__Challenge__
Copy out the lines that have "icon" in them.

[start of Input material]

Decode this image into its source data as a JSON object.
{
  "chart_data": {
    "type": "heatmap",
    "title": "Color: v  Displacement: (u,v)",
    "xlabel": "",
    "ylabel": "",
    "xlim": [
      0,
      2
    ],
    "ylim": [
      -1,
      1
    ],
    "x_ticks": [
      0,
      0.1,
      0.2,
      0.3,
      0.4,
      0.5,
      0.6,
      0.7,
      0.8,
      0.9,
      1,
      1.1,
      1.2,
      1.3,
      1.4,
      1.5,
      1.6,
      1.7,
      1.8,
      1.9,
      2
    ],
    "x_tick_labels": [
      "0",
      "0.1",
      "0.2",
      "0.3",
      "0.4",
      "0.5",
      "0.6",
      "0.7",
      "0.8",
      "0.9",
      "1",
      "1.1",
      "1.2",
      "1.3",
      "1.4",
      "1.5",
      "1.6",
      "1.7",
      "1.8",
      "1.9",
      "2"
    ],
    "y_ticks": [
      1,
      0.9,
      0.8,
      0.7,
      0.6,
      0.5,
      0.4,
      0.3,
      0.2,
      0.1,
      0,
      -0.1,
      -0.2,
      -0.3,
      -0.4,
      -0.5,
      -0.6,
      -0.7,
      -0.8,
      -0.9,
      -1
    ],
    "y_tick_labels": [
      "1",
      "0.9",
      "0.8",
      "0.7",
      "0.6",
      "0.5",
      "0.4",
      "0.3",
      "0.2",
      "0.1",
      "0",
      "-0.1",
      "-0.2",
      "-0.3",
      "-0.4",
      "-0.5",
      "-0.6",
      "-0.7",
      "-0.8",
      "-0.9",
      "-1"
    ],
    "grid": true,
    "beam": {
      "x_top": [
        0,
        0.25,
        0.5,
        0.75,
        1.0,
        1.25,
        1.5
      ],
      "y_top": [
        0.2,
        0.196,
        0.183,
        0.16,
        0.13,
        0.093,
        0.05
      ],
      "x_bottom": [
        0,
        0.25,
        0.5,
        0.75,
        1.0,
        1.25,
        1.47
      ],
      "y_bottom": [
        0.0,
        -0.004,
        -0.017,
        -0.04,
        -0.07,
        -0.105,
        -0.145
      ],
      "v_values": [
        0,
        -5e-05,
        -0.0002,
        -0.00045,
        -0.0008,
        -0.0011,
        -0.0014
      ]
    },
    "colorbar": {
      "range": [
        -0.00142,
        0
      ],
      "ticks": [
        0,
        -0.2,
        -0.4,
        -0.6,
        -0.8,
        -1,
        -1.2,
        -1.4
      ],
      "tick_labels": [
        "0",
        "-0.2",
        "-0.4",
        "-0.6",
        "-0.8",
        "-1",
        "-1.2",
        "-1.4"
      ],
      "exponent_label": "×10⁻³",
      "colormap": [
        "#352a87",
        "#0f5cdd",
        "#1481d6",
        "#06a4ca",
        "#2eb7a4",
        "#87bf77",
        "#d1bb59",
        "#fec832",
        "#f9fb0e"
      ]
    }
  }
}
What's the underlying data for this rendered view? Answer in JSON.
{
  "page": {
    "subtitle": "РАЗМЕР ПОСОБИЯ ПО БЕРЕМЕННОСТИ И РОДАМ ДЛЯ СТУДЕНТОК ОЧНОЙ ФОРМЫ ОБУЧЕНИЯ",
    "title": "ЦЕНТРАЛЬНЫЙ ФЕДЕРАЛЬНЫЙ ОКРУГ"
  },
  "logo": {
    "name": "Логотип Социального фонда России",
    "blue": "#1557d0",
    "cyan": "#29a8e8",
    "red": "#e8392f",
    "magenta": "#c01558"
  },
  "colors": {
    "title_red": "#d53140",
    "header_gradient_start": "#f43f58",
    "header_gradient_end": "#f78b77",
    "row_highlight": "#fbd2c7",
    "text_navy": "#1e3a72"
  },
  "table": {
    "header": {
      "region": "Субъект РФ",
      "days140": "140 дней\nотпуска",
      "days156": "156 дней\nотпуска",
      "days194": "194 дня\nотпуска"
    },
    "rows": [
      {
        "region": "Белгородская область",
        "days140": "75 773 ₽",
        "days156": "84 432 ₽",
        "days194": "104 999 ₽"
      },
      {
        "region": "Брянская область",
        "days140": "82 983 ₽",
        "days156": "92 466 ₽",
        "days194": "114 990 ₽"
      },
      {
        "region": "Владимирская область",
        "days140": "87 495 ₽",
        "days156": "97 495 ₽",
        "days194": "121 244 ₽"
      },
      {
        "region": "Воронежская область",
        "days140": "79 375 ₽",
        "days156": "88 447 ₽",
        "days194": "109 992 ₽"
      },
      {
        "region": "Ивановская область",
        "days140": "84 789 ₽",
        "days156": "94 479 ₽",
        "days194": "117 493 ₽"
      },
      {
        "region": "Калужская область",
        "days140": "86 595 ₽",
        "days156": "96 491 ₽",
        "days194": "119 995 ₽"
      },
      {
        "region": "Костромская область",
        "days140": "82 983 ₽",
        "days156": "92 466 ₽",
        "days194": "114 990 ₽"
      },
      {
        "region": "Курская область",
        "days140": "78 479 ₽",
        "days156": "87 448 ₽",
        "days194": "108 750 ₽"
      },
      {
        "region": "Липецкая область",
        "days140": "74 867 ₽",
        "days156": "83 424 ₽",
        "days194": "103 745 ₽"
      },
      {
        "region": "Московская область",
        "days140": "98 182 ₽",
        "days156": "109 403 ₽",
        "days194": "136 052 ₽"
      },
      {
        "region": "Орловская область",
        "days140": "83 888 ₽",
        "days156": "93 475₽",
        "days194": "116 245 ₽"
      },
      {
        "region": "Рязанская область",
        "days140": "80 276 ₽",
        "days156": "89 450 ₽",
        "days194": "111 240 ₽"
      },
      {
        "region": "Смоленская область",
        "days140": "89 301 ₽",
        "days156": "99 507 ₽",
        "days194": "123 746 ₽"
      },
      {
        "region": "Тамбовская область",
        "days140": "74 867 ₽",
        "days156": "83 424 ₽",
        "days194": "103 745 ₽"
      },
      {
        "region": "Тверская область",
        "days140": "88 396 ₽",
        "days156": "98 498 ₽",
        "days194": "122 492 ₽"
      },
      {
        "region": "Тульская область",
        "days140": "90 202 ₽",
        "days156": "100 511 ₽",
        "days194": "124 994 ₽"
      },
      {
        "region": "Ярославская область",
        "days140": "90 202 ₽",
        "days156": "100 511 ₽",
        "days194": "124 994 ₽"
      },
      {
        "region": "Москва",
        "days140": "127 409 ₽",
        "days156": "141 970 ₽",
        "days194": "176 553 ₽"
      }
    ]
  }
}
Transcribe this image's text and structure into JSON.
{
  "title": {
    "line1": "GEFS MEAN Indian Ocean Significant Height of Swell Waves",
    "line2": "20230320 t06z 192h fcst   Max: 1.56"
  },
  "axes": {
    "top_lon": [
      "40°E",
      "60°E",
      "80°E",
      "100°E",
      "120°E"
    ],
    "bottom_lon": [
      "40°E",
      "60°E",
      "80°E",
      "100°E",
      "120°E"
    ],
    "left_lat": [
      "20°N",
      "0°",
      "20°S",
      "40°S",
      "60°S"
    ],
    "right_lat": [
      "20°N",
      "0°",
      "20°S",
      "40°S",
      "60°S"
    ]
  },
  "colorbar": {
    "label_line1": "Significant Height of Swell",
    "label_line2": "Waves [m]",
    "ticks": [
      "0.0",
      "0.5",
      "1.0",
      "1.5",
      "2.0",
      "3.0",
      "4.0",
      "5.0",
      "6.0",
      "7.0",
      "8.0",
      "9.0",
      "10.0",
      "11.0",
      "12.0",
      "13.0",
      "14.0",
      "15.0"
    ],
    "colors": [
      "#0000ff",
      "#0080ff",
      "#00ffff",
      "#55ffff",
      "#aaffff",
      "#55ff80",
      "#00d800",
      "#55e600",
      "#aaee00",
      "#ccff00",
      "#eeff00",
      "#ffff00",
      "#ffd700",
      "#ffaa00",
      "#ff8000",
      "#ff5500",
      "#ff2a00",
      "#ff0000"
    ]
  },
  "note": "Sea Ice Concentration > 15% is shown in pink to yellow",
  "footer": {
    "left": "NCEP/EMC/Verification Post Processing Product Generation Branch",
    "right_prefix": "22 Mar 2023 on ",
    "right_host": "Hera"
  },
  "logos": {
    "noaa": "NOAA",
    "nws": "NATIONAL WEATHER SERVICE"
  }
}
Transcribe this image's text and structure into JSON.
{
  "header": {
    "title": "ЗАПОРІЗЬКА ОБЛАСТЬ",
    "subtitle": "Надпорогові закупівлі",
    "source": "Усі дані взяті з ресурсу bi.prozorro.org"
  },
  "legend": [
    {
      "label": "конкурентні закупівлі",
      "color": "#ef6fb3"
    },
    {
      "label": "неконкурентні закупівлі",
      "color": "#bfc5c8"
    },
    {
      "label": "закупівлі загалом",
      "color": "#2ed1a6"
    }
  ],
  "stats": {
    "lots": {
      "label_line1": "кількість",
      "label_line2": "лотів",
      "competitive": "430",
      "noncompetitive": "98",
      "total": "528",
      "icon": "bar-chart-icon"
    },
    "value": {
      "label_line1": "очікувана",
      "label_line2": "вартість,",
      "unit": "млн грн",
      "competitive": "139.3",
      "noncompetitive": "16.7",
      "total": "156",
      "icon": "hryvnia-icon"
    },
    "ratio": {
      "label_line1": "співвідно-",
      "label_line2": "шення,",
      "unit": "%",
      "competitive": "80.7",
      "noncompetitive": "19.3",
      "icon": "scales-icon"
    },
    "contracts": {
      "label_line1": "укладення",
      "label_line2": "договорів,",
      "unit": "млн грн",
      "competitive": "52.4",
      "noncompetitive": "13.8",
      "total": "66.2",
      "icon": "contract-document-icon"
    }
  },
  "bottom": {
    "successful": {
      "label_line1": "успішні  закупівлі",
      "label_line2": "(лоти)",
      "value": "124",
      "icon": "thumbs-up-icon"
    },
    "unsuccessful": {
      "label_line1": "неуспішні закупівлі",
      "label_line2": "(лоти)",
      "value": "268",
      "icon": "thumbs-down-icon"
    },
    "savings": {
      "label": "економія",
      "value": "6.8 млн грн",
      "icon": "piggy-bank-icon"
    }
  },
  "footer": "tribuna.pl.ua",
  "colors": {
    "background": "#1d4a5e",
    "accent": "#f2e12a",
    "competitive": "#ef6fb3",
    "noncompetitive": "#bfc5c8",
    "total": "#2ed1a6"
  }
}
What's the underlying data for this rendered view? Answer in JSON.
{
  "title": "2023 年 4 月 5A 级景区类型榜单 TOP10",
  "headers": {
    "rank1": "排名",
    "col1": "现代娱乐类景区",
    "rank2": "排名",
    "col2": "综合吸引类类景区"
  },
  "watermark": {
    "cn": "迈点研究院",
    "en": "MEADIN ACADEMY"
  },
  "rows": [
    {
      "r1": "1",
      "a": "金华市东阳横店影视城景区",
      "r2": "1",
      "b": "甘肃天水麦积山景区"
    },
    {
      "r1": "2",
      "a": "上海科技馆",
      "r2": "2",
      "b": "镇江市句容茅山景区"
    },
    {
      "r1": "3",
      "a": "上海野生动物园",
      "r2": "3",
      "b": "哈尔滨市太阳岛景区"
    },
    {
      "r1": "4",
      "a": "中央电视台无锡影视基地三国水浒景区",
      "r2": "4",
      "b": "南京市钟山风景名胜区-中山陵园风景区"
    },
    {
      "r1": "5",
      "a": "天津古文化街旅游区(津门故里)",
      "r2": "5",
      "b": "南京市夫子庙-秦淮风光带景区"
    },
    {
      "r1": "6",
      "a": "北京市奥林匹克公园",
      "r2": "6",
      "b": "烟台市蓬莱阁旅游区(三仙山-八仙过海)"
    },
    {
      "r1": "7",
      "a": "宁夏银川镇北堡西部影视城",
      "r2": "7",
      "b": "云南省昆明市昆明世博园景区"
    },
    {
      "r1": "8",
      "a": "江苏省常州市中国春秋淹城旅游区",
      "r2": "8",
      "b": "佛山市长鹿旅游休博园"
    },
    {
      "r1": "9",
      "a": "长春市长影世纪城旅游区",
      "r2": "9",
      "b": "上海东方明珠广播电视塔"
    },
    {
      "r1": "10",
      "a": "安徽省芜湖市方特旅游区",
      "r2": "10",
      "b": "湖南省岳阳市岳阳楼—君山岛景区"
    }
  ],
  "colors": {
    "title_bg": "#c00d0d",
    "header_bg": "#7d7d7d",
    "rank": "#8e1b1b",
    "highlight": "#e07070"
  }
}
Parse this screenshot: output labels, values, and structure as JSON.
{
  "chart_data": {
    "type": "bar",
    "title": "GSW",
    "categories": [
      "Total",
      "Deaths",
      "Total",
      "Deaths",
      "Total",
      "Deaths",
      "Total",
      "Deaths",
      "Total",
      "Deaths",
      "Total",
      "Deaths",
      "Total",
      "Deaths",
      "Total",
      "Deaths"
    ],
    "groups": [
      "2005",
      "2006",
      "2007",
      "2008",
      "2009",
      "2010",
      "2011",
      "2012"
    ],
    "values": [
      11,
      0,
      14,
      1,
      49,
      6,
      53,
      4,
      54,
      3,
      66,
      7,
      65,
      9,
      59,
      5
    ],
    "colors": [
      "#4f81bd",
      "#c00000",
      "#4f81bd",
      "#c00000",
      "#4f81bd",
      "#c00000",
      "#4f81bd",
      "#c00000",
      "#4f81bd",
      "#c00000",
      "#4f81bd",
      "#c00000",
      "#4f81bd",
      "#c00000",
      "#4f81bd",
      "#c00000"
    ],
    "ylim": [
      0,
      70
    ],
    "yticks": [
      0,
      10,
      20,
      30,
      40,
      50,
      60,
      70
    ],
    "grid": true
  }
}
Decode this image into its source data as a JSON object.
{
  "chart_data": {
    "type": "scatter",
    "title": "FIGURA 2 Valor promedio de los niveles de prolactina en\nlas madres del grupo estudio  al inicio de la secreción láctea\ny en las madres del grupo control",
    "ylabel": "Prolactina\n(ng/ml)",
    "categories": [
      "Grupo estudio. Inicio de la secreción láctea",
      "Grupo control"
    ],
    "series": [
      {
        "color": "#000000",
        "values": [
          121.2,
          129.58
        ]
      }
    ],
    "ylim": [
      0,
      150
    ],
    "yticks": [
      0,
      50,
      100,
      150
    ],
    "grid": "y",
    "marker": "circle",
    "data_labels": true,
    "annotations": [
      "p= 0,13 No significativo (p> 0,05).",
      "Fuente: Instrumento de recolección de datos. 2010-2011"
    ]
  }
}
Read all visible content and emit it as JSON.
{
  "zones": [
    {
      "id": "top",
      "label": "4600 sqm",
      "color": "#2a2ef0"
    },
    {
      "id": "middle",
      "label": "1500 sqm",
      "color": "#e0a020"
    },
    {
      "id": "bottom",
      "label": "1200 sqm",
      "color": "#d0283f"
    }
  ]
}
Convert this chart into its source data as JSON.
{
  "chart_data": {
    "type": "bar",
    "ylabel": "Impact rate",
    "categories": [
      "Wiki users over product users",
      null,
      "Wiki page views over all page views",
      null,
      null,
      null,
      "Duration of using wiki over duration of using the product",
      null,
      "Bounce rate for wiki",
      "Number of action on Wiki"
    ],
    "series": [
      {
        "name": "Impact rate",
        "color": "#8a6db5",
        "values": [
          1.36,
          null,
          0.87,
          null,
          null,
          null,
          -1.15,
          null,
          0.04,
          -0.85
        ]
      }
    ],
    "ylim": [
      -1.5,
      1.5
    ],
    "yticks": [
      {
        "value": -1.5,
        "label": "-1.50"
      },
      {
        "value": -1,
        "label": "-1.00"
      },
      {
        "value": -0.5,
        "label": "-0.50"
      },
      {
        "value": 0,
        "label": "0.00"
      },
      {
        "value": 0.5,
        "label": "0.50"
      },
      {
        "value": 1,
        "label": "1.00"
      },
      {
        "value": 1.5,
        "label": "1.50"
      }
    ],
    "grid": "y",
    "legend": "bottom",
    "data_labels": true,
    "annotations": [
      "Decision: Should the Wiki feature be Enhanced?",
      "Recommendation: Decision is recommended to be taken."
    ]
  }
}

[end of Input material]

__Answer to the task__
      "icon": "bar-chart-icon"
      "icon": "hryvnia-icon"
      "icon": "scales-icon"
      "icon": "contract-document-icon"
      "icon": "thumbs-up-icon"
      "icon": "thumbs-down-icon"
      "icon": "piggy-bank-icon"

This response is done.